- RECORDS -
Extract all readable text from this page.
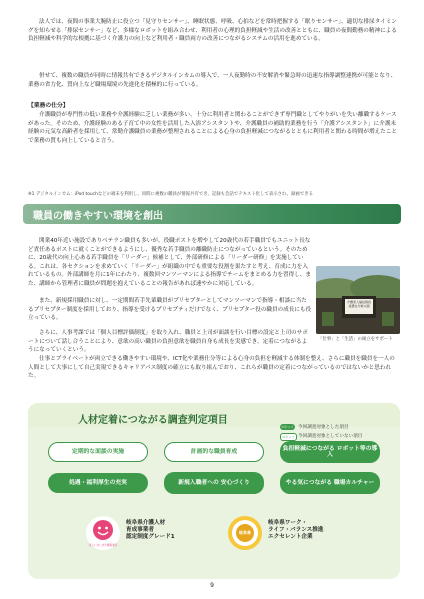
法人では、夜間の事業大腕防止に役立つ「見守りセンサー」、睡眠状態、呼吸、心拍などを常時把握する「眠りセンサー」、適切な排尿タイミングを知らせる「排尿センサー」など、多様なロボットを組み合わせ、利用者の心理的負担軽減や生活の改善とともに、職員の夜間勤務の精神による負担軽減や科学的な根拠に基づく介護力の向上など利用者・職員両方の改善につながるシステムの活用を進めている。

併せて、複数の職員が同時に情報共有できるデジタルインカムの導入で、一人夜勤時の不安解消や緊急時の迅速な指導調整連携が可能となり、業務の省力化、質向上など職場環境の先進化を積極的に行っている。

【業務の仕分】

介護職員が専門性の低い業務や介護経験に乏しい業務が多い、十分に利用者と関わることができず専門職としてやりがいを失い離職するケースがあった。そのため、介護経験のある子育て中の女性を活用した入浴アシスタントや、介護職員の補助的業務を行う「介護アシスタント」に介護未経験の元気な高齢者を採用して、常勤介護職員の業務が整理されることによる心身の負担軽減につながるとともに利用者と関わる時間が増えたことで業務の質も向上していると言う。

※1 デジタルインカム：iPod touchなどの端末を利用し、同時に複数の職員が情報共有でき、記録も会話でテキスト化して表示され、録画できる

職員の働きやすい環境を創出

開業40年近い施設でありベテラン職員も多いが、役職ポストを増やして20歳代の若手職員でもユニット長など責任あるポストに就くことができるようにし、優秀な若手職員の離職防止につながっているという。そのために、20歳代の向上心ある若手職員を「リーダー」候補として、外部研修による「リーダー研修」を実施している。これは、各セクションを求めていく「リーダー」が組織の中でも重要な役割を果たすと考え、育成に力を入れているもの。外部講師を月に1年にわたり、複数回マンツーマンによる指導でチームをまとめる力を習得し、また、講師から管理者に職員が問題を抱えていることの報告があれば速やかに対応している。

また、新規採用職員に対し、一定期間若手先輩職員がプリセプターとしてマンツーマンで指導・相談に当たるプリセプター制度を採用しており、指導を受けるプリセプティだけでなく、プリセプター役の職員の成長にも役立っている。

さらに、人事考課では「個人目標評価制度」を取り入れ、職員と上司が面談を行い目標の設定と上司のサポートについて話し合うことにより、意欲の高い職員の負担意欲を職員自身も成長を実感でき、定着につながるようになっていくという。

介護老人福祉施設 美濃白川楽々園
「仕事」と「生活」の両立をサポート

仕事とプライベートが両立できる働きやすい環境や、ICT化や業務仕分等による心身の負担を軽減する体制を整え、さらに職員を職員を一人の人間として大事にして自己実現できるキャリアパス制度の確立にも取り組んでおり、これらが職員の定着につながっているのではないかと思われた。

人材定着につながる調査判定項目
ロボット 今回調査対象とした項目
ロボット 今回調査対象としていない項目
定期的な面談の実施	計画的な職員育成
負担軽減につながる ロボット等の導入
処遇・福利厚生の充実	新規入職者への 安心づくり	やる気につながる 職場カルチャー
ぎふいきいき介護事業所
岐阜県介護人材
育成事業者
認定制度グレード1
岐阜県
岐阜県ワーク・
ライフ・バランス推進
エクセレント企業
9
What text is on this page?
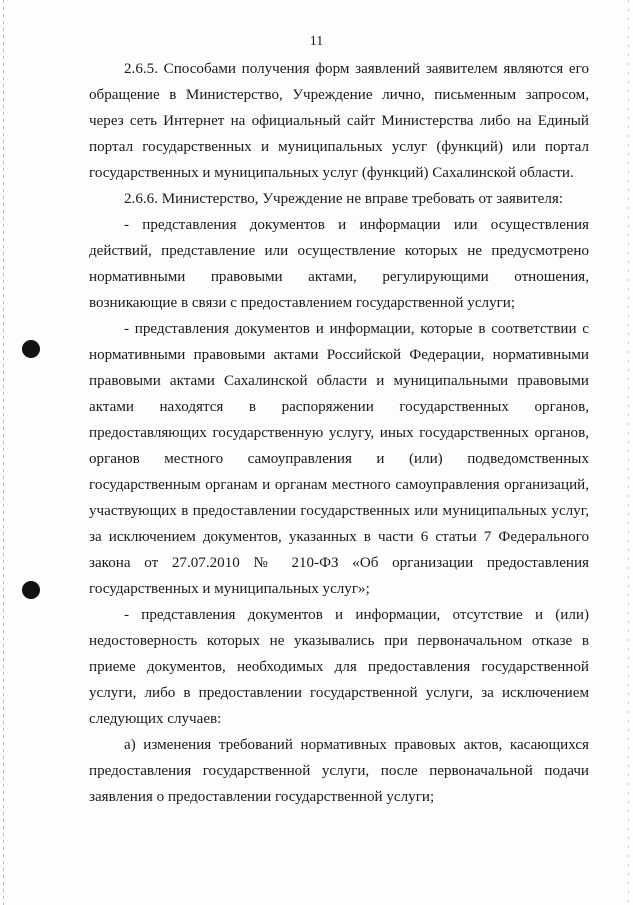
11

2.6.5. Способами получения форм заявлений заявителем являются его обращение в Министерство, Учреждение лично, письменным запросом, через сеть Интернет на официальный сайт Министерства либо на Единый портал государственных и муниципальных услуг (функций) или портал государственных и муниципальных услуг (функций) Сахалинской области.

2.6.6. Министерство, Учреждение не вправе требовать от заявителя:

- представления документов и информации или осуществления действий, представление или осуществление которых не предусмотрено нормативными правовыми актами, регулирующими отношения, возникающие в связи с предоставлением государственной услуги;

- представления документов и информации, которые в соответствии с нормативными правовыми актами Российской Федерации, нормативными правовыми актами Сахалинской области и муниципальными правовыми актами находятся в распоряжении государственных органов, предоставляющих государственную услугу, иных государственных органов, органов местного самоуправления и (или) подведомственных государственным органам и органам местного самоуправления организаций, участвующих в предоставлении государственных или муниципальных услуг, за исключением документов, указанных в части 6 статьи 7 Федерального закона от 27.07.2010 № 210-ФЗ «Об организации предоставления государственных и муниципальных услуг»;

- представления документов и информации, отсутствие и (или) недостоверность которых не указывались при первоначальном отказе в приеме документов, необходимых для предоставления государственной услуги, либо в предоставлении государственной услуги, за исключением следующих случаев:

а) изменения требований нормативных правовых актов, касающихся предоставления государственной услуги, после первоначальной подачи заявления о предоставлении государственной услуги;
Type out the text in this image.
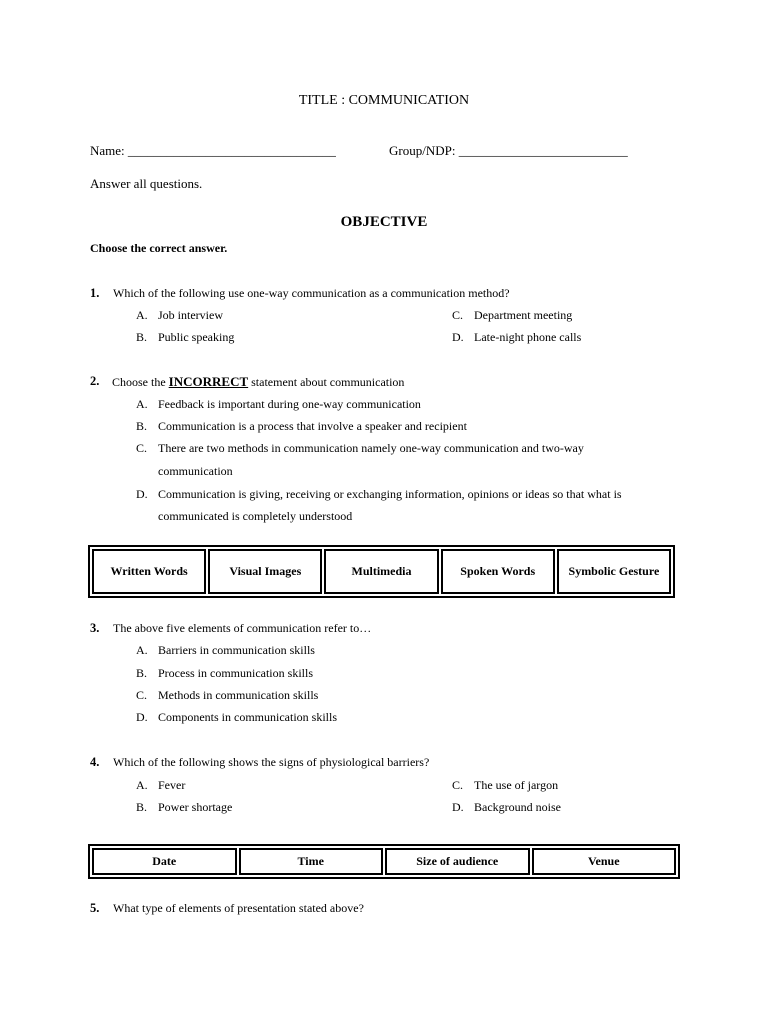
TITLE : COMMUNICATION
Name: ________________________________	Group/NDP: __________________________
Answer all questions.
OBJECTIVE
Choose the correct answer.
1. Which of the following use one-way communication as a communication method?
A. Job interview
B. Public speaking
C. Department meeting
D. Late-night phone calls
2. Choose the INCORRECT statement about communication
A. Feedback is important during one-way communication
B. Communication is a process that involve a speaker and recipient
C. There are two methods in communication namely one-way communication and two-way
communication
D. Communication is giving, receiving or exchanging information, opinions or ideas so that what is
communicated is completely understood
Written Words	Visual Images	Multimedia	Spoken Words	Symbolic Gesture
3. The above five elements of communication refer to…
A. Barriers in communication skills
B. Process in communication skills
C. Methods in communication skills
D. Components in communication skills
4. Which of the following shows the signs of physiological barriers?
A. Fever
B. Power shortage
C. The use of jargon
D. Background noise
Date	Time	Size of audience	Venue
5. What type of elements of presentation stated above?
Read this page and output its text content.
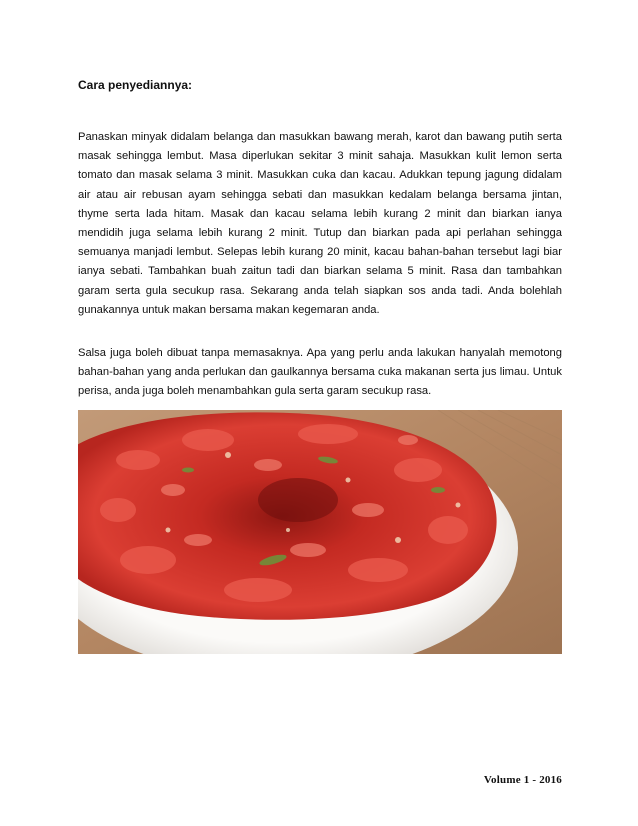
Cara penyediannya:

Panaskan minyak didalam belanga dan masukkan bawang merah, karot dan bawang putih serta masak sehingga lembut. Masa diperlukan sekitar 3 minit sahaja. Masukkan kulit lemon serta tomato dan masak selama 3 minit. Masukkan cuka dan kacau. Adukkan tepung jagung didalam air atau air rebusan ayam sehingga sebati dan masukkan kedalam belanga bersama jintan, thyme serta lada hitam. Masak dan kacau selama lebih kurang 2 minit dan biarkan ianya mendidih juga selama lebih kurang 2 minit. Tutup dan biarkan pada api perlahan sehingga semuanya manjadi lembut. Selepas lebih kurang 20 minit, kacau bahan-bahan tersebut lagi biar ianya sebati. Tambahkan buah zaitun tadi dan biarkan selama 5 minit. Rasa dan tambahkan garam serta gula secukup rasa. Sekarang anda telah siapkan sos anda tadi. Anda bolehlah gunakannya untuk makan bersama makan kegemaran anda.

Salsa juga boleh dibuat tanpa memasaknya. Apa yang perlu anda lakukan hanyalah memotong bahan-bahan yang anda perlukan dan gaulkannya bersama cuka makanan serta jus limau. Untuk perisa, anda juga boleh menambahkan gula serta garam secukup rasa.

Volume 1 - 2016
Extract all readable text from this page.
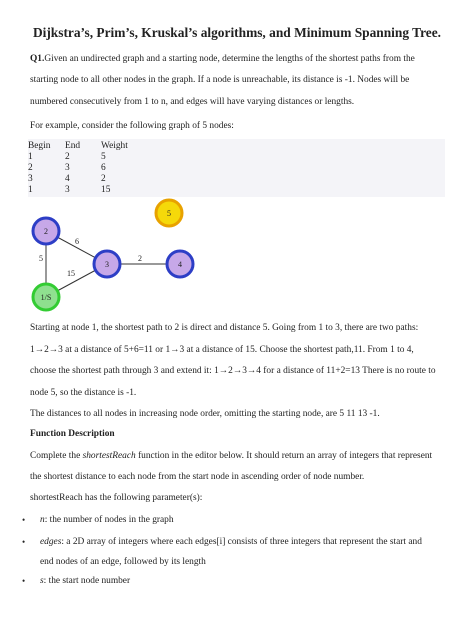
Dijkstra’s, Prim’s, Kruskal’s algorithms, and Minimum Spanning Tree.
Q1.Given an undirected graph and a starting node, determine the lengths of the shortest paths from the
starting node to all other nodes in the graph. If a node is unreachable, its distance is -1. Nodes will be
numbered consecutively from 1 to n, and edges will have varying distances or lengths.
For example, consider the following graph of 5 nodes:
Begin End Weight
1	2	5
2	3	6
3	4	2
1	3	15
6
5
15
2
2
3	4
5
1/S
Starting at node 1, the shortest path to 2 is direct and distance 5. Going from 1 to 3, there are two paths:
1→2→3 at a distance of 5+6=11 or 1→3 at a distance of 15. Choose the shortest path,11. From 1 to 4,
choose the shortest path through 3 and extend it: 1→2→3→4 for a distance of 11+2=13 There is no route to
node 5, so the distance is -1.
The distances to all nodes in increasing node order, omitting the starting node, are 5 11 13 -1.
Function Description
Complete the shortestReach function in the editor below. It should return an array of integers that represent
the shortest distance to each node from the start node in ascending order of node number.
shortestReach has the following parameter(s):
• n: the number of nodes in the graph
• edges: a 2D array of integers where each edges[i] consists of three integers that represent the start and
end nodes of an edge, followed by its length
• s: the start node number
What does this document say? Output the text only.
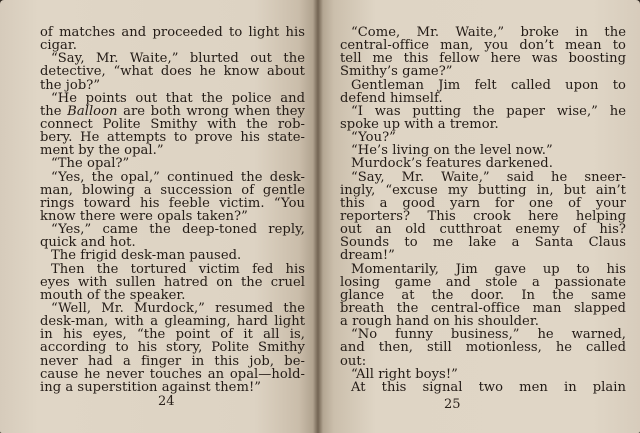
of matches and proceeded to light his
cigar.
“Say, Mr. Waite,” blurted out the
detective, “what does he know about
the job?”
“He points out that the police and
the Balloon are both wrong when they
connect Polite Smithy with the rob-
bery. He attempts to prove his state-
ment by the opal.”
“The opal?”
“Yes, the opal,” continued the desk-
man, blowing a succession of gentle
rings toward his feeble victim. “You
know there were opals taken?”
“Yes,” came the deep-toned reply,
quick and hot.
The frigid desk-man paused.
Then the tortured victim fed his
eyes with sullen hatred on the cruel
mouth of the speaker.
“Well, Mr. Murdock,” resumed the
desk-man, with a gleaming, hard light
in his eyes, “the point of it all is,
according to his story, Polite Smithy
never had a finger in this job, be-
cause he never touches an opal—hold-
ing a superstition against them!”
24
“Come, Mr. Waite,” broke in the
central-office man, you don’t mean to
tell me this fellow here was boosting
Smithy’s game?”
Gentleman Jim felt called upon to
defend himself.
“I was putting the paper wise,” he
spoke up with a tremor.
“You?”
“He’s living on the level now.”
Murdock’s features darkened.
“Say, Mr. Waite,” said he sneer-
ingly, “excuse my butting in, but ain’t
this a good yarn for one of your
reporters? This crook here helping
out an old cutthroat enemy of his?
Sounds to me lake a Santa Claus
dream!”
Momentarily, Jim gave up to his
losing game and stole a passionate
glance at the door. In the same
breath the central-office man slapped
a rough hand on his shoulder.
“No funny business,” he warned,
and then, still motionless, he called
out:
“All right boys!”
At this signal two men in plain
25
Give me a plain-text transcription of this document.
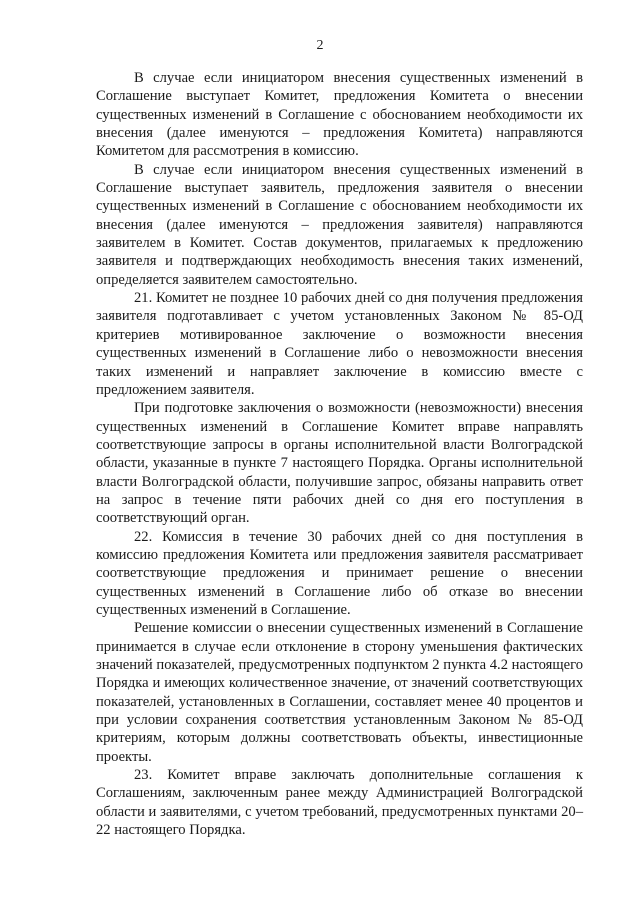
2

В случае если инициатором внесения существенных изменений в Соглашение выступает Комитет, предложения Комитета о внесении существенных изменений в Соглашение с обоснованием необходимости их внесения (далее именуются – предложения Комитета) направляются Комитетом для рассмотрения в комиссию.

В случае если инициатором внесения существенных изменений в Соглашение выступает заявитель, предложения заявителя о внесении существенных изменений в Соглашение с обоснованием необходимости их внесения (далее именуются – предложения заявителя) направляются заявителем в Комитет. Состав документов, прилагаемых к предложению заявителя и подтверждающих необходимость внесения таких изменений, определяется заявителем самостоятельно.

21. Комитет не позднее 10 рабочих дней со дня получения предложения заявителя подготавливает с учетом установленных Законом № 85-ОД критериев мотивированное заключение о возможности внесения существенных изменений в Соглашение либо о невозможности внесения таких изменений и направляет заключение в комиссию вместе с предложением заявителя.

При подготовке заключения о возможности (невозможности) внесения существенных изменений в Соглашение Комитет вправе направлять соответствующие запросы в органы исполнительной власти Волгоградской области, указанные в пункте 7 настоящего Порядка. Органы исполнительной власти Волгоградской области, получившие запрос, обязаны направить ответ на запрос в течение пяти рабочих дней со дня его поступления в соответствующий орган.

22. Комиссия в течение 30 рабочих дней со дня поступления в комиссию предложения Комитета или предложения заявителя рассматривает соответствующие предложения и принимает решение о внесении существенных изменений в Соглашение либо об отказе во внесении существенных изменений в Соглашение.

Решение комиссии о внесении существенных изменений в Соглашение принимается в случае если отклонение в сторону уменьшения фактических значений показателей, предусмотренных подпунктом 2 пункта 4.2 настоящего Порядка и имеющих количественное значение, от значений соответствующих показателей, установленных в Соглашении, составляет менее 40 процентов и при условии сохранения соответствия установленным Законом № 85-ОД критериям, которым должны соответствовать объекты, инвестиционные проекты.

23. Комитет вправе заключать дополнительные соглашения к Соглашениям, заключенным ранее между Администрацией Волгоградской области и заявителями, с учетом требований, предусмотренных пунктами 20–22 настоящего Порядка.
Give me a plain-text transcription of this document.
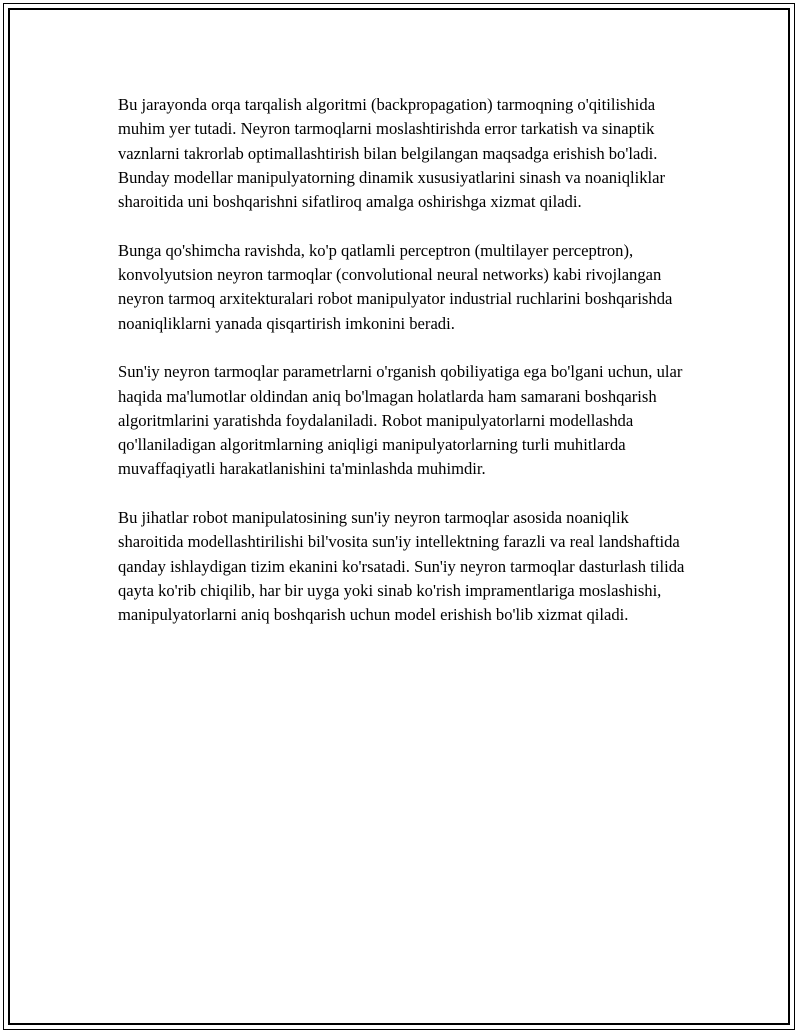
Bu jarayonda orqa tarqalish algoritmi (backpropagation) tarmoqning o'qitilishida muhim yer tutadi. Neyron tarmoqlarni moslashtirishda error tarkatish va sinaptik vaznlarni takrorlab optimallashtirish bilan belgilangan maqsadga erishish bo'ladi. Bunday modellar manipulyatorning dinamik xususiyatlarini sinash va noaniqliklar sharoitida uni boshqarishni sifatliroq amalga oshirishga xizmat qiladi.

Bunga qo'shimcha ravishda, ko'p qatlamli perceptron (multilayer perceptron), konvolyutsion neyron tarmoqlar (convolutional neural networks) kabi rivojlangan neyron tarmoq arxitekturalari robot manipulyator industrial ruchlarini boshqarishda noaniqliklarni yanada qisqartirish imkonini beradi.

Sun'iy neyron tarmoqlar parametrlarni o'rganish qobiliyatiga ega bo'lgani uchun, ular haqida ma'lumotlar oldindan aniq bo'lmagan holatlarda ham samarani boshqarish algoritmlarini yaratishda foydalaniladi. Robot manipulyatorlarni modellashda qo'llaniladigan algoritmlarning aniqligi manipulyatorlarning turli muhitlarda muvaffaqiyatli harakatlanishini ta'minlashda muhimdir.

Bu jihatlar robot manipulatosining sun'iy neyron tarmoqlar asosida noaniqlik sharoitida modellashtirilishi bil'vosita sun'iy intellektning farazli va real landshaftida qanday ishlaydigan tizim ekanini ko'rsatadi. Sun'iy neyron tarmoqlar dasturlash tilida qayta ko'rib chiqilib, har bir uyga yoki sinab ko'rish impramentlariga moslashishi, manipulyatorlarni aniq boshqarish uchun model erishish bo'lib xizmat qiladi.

- EXERCISE AIM -
From the entries, report each line that includes the word "shortestReach".

- PROBLEM SOLUTION -
Complete the shortestReach function in the editor below. It should return an array of integers that represent
shortestReach has the following parameter(s):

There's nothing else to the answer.